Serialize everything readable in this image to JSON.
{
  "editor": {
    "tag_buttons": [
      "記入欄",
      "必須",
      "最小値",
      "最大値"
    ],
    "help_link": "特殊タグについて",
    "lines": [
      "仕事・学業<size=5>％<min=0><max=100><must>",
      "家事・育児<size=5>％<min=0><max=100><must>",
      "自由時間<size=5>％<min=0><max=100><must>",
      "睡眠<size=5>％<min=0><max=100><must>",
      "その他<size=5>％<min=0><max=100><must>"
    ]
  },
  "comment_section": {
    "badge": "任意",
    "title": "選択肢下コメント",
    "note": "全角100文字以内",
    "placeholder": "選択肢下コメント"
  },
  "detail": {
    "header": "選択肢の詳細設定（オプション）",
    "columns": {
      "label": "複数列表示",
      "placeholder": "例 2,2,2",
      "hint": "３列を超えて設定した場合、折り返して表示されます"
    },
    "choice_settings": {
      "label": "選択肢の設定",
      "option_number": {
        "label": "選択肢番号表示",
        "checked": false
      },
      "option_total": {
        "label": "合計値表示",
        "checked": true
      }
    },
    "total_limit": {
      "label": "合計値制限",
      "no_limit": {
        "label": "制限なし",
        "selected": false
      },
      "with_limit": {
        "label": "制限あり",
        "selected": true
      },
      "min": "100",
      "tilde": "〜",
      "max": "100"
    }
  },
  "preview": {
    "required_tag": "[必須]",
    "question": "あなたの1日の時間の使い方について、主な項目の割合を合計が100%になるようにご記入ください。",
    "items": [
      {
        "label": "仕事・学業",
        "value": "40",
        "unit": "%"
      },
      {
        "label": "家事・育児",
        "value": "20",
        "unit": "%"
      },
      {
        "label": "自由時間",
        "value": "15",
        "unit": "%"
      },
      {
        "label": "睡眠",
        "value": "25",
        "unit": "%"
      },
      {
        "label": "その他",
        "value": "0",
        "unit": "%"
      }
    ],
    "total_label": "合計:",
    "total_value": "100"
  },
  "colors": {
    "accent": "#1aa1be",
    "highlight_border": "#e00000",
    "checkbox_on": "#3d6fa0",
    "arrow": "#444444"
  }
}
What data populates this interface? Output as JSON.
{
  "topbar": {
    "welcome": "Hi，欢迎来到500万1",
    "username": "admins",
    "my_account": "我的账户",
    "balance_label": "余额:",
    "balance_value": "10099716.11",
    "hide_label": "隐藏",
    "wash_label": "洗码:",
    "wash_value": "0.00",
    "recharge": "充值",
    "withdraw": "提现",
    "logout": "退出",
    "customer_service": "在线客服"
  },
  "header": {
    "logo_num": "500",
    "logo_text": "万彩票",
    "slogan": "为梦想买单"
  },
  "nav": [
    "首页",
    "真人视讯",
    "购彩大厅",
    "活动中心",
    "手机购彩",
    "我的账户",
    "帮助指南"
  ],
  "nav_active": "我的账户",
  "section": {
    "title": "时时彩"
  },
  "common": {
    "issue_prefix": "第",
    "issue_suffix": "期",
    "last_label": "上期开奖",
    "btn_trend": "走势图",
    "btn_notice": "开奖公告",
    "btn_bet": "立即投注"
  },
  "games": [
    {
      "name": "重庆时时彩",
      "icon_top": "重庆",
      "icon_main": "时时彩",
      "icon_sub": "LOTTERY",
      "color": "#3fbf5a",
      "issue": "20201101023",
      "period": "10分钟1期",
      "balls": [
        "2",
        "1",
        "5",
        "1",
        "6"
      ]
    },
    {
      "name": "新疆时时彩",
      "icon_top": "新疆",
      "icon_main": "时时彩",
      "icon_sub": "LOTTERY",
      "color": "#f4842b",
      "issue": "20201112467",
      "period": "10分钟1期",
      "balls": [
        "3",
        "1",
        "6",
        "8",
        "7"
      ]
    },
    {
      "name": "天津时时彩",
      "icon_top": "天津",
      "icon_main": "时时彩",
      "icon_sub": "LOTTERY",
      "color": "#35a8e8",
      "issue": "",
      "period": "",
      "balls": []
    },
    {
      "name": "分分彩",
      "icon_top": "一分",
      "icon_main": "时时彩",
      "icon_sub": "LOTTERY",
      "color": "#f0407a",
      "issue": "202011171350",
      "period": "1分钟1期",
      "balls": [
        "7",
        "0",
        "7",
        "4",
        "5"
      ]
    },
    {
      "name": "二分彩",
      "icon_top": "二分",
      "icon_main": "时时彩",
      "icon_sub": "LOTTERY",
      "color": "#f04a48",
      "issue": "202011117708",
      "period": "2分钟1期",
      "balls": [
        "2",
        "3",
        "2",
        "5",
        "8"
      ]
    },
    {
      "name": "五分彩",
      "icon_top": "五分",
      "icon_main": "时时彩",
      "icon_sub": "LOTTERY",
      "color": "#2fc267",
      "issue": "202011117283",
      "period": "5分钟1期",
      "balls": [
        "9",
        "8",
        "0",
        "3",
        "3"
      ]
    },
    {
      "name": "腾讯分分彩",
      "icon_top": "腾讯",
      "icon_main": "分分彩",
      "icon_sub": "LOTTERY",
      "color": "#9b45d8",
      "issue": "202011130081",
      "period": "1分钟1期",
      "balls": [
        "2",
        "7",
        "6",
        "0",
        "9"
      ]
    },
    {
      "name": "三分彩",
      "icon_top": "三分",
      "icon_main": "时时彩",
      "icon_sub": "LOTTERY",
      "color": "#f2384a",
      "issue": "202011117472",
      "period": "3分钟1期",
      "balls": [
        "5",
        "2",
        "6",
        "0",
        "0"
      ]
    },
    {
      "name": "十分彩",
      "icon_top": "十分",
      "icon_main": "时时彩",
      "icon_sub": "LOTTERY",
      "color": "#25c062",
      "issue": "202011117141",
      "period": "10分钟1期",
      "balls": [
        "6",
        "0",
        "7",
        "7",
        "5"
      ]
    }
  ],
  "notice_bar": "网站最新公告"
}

━━━━━━

> **Exercise**:
Show all lines from the records above where the word "must" occurs.

> **The result**:
      "仕事・学業<size=5>％<min=0><max=100><must>",
      "家事・育児<size=5>％<min=0><max=100><must>",
      "自由時間<size=5>％<min=0><max=100><must>",
      "睡眠<size=5>％<min=0><max=100><must>",
      "その他<size=5>％<min=0><max=100><must>"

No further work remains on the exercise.